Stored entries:
____
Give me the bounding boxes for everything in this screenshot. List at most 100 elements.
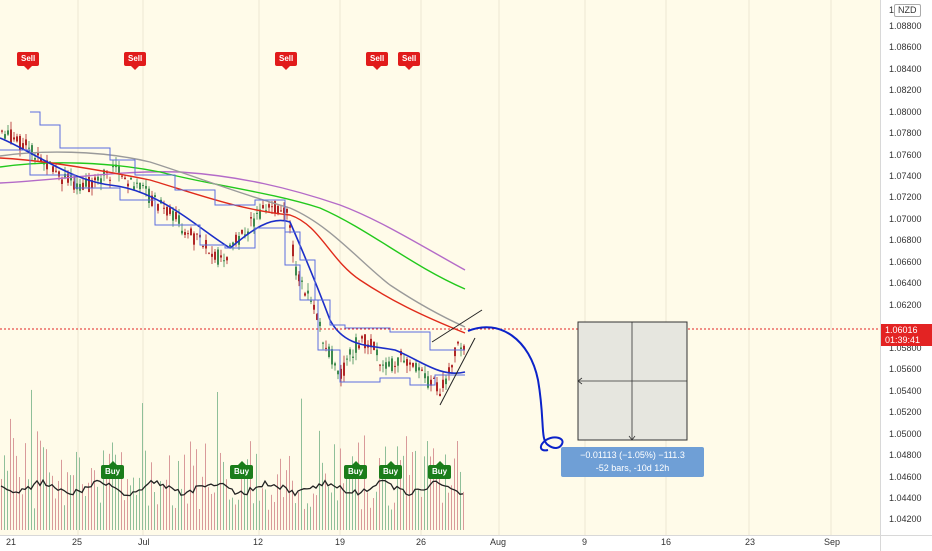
axis-corner[interactable] <box>880 535 932 551</box>
volume-bar <box>142 403 143 530</box>
candle-body <box>91 180 93 189</box>
volume-bar <box>370 507 371 530</box>
volume-bar <box>202 476 203 530</box>
volume-bar <box>121 452 122 530</box>
time-tick-label: 12 <box>253 537 264 547</box>
currency-badge[interactable]: NZD <box>894 4 921 17</box>
candle-body <box>391 358 393 372</box>
volume-bar <box>355 463 356 530</box>
volume-bar <box>379 458 380 530</box>
candle-body <box>424 373 426 379</box>
time-axis[interactable] <box>0 535 880 551</box>
volume-bar <box>103 450 104 530</box>
volume-bar <box>46 449 47 530</box>
candle-body <box>232 242 234 245</box>
price-tick-label: 1.08000 <box>889 107 922 117</box>
volume-bar <box>433 448 434 530</box>
candle-body <box>421 369 423 371</box>
volume-bar <box>289 455 290 530</box>
candle-body <box>109 179 111 181</box>
volume-bar <box>178 460 179 530</box>
wedge-lower-line[interactable] <box>439 337 476 406</box>
buy-signal[interactable]: Buy <box>230 461 254 479</box>
candle-body <box>124 177 126 179</box>
candle-body <box>256 212 258 214</box>
sell-signal[interactable]: Sell <box>275 52 298 70</box>
price-tick-label: 1.04400 <box>889 493 922 503</box>
volume-bar <box>190 441 191 530</box>
volume-bar <box>7 470 8 530</box>
candle-body <box>268 204 270 208</box>
candle-body <box>139 182 141 190</box>
last-price-tag: 1.06016 01:39:41 <box>881 324 932 346</box>
candle-body <box>262 205 264 209</box>
buy-signal[interactable]: Buy <box>428 461 452 479</box>
candle-body <box>247 231 249 235</box>
volume-bar <box>283 497 284 530</box>
volume-bar <box>214 492 215 530</box>
time-tick-label: 25 <box>72 537 83 547</box>
candle-body <box>127 183 129 187</box>
buy-signal[interactable]: Buy <box>379 461 403 479</box>
candle-body <box>133 186 135 190</box>
volume-bar <box>82 484 83 530</box>
channel-upper-line <box>30 111 465 351</box>
candle-body <box>385 362 387 369</box>
projection-curve[interactable] <box>467 326 564 452</box>
volume-bar <box>160 481 161 530</box>
candle-body <box>82 182 84 190</box>
candle-body <box>337 370 339 375</box>
wedge-upper-line[interactable] <box>431 309 483 343</box>
volume-bar <box>124 500 125 530</box>
price-plot[interactable] <box>0 0 880 550</box>
buy-signal[interactable]: Buy <box>101 461 125 479</box>
volume-bar <box>127 479 128 530</box>
volume-bar <box>10 418 11 530</box>
volume-bar <box>67 472 68 530</box>
candle-body <box>259 209 261 219</box>
volume-bar <box>343 483 344 530</box>
volume-bar <box>70 475 71 530</box>
candle-body <box>343 362 345 376</box>
volume-bar <box>1 478 2 530</box>
candle-body <box>355 337 357 353</box>
measure-tool[interactable] <box>577 321 688 441</box>
candle-body <box>10 129 12 144</box>
volume-bar <box>4 455 5 530</box>
candle-body <box>325 347 327 349</box>
price-tick-label: 1.05000 <box>889 429 922 439</box>
volume-bar <box>235 504 236 530</box>
candle-body <box>157 204 159 211</box>
price-tick-partial: 1. <box>889 5 897 15</box>
price-tick-label: 1.07600 <box>889 150 922 160</box>
time-tick-label: 9 <box>582 537 588 547</box>
volume-bar <box>334 444 335 530</box>
sell-signal[interactable]: Sell <box>124 52 147 70</box>
price-axis[interactable] <box>880 0 932 550</box>
price-tick-label: 1.08400 <box>889 64 922 74</box>
volume-bar <box>286 470 287 530</box>
candle-body <box>283 207 285 213</box>
sell-signal[interactable]: Sell <box>17 52 40 70</box>
time-tick-label: 21 <box>6 537 17 547</box>
sell-signal[interactable]: Sell <box>398 52 421 70</box>
candle-body <box>193 233 195 245</box>
candle-body <box>58 171 60 177</box>
volume-bar <box>169 455 170 530</box>
price-tick-label: 1.06600 <box>889 257 922 267</box>
candle-body <box>229 244 231 247</box>
volume-bar <box>265 489 266 530</box>
sell-signal[interactable]: Sell <box>366 52 389 70</box>
candle-body <box>277 205 279 214</box>
volume-bars <box>1 389 464 530</box>
volume-bar <box>55 498 56 530</box>
volume-bar <box>388 505 389 530</box>
volume-bar <box>196 449 197 530</box>
candle-body <box>1 130 3 132</box>
candle-body <box>28 147 30 149</box>
volume-bar <box>259 500 260 530</box>
volume-bar <box>310 506 311 530</box>
volume-bar <box>298 492 299 530</box>
buy-signal[interactable]: Buy <box>344 461 368 479</box>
____
Prompt: Please convert every line of the entries above into a JSON list of strings, one string per line, leaving out blank lines and the pictures.

Task answer:
[
  "Give me the bounding boxes for everything in this screenshot. List at most 100 elements.",
  "axis-corner[interactable] <box>880 535 932 551</box>",
  "volume-bar <box>142 403 143 530</box>",
  "candle-body <box>91 180 93 189</box>",
  "volume-bar <box>370 507 371 530</box>",
  "volume-bar <box>202 476 203 530</box>",
  "volume-bar <box>121 452 122 530</box>",
  "time-tick-label: 12 <box>253 537 264 547</box>",
  "currency-badge[interactable]: NZD <box>894 4 921 17</box>",
  "candle-body <box>391 358 393 372</box>",
  "volume-bar <box>355 463 356 530</box>",
  "volume-bar <box>379 458 380 530</box>",
  "candle-body <box>424 373 426 379</box>",
  "time-axis[interactable] <box>0 535 880 551</box>",
  "volume-bar <box>103 450 104 530</box>",
  "volume-bar <box>46 449 47 530</box>",
  "candle-body <box>232 242 234 245</box>",
  "price-tick-label: 1.08000 <box>889 107 922 117</box>",
  "volume-bar <box>433 448 434 530</box>",
  "candle-body <box>421 369 423 371</box>",
  "volume-bar <box>289 455 290 530</box>",
  "candle-body <box>109 179 111 181</box>",
  "volume-bar <box>178 460 179 530</box>",
  "wedge-lower-line[interactable] <box>439 337 476 406</box>",
  "buy-signal[interactable]: Buy <box>230 461 254 479</box>",
  "candle-body <box>124 177 126 179</box>",
  "candle-body <box>256 212 258 214</box>",
  "sell-signal[interactable]: Sell <box>275 52 298 70</box>",
  "price-tick-label: 1.04400 <box>889 493 922 503</box>",
  "volume-bar <box>190 441 191 530</box>",
  "volume-bar <box>7 470 8 530</box>",
  "candle-body <box>268 204 270 208</box>",
  "candle-body <box>139 182 141 190</box>",
  "last-price-tag: 1.06016 01:39:41 <box>881 324 932 346</box>",
  "candle-body <box>262 205 264 209</box>",
  "buy-signal[interactable]: Buy <box>428 461 452 479</box>",
  "candle-body <box>247 231 249 235</box>",
  "volume-bar <box>283 497 284 530</box>",
  "volume-bar <box>214 492 215 530</box>",
  "time-tick-label: 25 <box>72 537 83 547</box>",
  "candle-body <box>127 183 129 187</box>",
  "buy-signal[interactable]: Buy <box>379 461 403 479</box>",
  "candle-body <box>133 186 135 190</box>",
  "volume-bar <box>82 484 83 530</box>",
  "channel-upper-line <box>30 111 465 351</box>",
  "candle-body <box>385 362 387 369</box>",
  "projection-curve[interactable] <box>467 326 564 452</box>",
  "volume-bar <box>160 481 161 530</box>",
  "candle-body <box>82 182 84 190</box>",
  "candle-body <box>337 370 339 375</box>",
  "wedge-upper-line[interactable] <box>431 309 483 343</box>",
  "volume-bar <box>124 500 125 530</box>",
  "price-plot[interactable] <box>0 0 880 550</box>",
  "buy-signal[interactable]: Buy <box>101 461 125 479</box>",
  "volume-bar <box>127 479 128 530</box>",
  "volume-bar <box>10 418 11 530</box>",
  "volume-bar <box>67 472 68 530</box>",
  "candle-body <box>259 209 261 219</box>",
  "volume-bar <box>343 483 344 530</box>",
  "volume-bar <box>70 475 71 530</box>",
  "candle-body <box>343 362 345 376</box>",
  "volume-bar <box>1 478 2 530</box>",
  "candle-body <box>355 337 357 353</box>",
  "measure-tool[interactable] <box>577 321 688 441</box>",
  "candle-body <box>10 129 12 144</box>",
  "volume-bar <box>4 455 5 530</box>",
  "candle-body <box>325 347 327 349</box>",
  "price-tick-label: 1.05000 <box>889 429 922 439</box>",
  "volume-bar <box>235 504 236 530</box>",
  "candle-body <box>157 204 159 211</box>",
  "price-tick-partial: 1. <box>889 5 897 15</box>",
  "price-tick-label: 1.07600 <box>889 150 922 160</box>",
  "time-tick-label: 9 <box>582 537 588 547</box>",
  "volume-bar <box>334 444 335 530</box>",
  "sell-signal[interactable]: Sell <box>124 52 147 70</box>",
  "price-axis[interactable] <box>880 0 932 550</box>",
  "price-tick-label: 1.08400 <box>889 64 922 74</box>",
  "volume-bar <box>286 470 287 530</box>",
  "candle-body <box>283 207 285 213</box>",
  "sell-signal[interactable]: Sell <box>17 52 40 70</box>",
  "time-tick-label: 21 <box>6 537 17 547</box>",
  "sell-signal[interactable]: Sell <box>398 52 421 70</box>",
  "candle-body <box>193 233 195 245</box>",
  "candle-body <box>58 171 60 177</box>",
  "volume-bar <box>169 455 170 530</box>",
  "price-tick-label: 1.06600 <box>889 257 922 267</box>",
  "candle-body <box>229 244 231 247</box>",
  "volume-bar <box>265 489 266 530</box>",
  "sell-signal[interactable]: Sell <box>366 52 389 70</box>",
  "candle-body <box>277 205 279 214</box>",
  "volume-bars <box>1 389 464 530</box>",
  "volume-bar <box>55 498 56 530</box>",
  "volume-bar <box>388 505 389 530</box>",
  "volume-bar <box>196 449 197 530</box>",
  "candle-body <box>1 130 3 132</box>",
  "candle-body <box>28 147 30 149</box>",
  "volume-bar <box>259 500 260 530</box>",
  "volume-bar <box>310 506 311 530</box>",
  "volume-bar <box>298 492 299 530</box>",
  "buy-signal[interactable]: Buy <box>344 461 368 479</box>"
]